## GOAL OF THE EXERCISE
Gather all lines in the data that hold the string "الشكر".

[Recorded data]
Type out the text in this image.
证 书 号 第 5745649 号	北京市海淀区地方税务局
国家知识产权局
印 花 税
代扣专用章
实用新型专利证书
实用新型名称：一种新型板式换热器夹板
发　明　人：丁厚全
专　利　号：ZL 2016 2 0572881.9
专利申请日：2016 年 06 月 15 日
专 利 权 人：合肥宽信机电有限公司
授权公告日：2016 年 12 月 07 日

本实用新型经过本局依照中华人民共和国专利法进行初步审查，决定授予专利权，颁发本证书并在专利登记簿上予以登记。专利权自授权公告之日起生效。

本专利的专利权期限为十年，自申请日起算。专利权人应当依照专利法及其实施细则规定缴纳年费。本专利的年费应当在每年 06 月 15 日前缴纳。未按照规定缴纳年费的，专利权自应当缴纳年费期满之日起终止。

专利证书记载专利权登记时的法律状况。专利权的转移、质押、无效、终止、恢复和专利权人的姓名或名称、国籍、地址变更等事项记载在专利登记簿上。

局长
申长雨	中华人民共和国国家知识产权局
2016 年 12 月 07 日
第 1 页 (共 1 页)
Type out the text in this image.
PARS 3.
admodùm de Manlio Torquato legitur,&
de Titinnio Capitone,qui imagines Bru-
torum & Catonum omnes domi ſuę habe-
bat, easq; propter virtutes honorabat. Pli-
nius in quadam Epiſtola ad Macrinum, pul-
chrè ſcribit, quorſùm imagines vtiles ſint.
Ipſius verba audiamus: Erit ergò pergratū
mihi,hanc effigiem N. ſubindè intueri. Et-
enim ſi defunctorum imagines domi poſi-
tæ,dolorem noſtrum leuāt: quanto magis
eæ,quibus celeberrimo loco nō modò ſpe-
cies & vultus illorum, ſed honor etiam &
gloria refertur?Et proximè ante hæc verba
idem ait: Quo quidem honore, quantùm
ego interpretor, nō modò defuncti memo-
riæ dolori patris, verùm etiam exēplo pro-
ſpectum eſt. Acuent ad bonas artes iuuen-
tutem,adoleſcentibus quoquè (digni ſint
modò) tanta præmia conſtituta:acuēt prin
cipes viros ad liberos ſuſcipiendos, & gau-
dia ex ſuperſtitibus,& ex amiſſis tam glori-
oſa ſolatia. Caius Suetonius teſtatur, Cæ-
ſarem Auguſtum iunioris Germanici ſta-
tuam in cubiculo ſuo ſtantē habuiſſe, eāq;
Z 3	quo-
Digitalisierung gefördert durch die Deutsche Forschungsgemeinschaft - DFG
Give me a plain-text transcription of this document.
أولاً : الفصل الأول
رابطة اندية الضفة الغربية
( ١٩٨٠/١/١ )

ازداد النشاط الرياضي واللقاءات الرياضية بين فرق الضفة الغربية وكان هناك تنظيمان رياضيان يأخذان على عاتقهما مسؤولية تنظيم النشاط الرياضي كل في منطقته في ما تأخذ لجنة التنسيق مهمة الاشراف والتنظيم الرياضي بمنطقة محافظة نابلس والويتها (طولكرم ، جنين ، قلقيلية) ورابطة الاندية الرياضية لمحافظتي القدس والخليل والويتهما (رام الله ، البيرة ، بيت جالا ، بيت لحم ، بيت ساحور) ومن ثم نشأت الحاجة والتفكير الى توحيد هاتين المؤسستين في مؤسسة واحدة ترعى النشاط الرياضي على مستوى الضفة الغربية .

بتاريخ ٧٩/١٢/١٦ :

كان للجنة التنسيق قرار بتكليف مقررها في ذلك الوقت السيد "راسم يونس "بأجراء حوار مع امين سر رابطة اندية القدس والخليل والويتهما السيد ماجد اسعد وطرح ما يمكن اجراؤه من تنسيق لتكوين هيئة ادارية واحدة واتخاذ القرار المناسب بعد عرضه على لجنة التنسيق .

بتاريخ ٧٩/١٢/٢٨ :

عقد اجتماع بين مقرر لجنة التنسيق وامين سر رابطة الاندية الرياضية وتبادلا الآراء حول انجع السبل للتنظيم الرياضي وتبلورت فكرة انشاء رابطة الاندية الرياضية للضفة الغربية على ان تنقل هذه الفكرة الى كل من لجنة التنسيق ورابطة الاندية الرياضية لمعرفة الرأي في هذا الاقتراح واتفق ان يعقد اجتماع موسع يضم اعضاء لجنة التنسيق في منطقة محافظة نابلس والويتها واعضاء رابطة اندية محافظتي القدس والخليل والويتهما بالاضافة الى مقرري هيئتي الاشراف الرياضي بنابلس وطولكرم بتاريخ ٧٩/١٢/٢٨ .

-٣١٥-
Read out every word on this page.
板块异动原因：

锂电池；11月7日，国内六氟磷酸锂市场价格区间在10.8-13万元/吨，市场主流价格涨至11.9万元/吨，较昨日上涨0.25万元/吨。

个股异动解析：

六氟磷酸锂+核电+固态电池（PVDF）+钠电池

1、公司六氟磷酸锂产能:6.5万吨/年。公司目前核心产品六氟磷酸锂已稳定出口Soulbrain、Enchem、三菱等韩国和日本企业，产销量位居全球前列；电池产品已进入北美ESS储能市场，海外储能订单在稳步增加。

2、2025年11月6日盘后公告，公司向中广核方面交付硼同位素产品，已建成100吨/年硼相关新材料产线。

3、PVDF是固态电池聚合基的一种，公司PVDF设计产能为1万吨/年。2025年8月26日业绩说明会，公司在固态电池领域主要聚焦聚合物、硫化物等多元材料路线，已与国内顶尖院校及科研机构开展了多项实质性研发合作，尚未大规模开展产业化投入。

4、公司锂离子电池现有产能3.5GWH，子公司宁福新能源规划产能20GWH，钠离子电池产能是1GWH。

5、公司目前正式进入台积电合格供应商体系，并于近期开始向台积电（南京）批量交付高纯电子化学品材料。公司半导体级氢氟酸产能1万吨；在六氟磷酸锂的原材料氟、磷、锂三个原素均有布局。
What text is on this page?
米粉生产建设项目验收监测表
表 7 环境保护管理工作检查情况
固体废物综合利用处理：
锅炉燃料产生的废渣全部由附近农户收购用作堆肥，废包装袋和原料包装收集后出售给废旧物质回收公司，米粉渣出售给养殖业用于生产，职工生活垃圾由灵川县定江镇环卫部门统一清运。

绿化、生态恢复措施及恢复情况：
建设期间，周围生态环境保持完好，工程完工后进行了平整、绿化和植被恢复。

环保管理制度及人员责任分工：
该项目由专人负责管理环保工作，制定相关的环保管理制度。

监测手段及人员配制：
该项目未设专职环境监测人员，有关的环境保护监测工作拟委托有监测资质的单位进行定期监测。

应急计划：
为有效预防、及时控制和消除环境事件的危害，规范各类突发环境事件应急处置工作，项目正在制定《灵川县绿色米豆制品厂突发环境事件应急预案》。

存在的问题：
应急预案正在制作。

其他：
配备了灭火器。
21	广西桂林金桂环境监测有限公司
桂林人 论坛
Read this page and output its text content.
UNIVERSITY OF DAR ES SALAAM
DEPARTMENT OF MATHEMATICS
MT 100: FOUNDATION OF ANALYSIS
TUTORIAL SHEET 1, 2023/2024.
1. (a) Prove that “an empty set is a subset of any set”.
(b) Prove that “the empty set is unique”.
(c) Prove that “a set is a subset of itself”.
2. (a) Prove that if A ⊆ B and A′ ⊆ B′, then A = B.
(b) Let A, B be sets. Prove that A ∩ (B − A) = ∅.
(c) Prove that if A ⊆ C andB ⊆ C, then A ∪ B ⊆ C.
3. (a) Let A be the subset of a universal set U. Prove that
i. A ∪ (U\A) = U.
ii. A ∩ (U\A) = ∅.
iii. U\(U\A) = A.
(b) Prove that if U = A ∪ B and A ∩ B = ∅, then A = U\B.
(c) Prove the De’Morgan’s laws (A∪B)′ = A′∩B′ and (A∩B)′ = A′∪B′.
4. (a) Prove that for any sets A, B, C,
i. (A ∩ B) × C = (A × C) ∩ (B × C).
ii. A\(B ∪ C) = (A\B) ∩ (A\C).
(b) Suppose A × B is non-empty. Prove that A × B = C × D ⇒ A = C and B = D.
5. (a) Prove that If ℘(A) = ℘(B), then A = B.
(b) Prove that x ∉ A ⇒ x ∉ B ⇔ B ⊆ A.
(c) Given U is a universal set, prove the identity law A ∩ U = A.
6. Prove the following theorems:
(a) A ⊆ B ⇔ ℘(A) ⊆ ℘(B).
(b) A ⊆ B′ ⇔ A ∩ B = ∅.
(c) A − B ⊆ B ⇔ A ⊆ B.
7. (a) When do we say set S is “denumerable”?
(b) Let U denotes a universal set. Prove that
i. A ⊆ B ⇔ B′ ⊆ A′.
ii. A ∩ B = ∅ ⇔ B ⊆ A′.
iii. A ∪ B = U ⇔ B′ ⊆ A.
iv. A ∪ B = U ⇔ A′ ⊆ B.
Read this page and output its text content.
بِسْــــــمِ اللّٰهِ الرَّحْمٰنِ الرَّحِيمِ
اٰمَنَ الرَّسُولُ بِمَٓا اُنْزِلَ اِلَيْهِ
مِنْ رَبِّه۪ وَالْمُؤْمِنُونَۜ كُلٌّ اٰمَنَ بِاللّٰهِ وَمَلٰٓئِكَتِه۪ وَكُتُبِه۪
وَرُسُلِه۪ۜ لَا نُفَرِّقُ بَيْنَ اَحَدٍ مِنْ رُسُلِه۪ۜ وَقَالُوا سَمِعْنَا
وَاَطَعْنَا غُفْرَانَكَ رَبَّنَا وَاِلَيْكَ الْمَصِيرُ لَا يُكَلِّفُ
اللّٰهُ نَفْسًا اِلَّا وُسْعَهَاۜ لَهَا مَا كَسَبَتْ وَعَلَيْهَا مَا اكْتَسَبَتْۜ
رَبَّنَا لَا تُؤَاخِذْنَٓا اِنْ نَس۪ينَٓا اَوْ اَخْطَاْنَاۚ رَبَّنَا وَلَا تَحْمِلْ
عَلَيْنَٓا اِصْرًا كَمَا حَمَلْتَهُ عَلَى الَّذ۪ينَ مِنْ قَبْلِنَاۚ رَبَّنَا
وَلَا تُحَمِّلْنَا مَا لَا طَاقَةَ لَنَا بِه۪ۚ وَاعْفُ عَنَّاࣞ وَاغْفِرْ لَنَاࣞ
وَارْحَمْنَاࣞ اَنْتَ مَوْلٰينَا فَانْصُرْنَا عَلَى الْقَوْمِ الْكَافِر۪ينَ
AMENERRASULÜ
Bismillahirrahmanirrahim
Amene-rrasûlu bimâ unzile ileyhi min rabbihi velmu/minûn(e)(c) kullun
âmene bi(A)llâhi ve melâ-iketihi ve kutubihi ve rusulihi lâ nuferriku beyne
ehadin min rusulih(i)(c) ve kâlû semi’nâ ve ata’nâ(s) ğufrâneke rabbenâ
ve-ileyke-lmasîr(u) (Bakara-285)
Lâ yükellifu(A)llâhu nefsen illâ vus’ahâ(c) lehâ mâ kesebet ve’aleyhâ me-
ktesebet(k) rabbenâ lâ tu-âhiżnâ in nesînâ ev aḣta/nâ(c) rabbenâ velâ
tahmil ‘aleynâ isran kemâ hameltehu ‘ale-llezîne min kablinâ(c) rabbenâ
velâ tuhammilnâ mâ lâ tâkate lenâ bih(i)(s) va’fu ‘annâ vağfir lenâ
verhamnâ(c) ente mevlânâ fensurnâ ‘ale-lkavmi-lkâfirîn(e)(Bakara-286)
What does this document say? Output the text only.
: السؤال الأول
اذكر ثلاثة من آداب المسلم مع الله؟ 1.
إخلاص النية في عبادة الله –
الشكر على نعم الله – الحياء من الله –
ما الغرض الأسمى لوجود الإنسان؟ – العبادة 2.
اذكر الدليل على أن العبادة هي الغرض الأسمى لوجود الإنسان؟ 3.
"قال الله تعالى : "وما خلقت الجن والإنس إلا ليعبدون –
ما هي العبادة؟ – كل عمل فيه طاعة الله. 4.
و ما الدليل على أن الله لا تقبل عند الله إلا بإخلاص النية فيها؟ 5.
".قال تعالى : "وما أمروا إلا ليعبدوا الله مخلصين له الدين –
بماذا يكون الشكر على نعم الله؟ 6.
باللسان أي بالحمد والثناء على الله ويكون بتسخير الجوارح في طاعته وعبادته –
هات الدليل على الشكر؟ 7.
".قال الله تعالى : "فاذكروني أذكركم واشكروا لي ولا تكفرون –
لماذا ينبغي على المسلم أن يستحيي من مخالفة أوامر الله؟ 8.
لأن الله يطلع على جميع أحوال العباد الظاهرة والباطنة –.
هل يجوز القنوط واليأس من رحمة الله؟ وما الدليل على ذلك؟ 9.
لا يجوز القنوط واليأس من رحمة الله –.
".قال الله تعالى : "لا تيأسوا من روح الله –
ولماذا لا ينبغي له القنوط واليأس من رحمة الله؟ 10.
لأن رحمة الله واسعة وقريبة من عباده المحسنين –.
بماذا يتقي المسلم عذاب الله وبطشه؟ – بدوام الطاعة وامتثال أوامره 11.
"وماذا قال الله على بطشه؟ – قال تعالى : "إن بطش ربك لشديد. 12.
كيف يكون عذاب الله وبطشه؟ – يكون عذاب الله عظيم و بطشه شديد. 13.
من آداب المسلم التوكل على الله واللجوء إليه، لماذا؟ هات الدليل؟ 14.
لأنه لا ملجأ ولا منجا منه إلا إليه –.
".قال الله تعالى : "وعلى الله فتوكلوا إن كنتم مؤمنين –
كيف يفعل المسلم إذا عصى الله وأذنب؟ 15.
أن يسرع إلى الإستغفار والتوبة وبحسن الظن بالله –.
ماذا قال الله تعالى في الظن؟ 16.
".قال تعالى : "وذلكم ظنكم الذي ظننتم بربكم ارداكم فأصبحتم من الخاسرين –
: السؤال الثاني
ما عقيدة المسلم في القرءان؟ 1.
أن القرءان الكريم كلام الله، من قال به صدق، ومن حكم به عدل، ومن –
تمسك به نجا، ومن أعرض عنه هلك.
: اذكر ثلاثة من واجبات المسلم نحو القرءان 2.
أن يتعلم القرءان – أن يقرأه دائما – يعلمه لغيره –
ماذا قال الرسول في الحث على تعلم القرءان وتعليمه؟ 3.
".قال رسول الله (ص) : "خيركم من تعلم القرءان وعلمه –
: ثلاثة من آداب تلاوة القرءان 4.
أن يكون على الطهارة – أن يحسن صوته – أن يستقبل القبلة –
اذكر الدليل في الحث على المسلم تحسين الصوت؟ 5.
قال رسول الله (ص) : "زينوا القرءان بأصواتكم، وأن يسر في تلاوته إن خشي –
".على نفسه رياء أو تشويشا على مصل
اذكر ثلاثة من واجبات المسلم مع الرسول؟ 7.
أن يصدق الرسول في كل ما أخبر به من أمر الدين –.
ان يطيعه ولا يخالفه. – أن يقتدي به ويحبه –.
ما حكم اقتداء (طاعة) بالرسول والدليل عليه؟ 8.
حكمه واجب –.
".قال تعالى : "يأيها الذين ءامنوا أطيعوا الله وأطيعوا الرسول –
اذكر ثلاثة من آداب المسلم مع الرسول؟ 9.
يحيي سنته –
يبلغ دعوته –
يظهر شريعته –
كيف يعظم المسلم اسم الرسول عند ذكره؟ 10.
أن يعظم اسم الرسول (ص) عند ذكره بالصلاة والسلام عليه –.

## SOLUTION TO THIS PROBLEM
الشكر على نعم الله – الحياء من الله –
بماذا يكون الشكر على نعم الله؟ 6.
هات الدليل على الشكر؟ 7.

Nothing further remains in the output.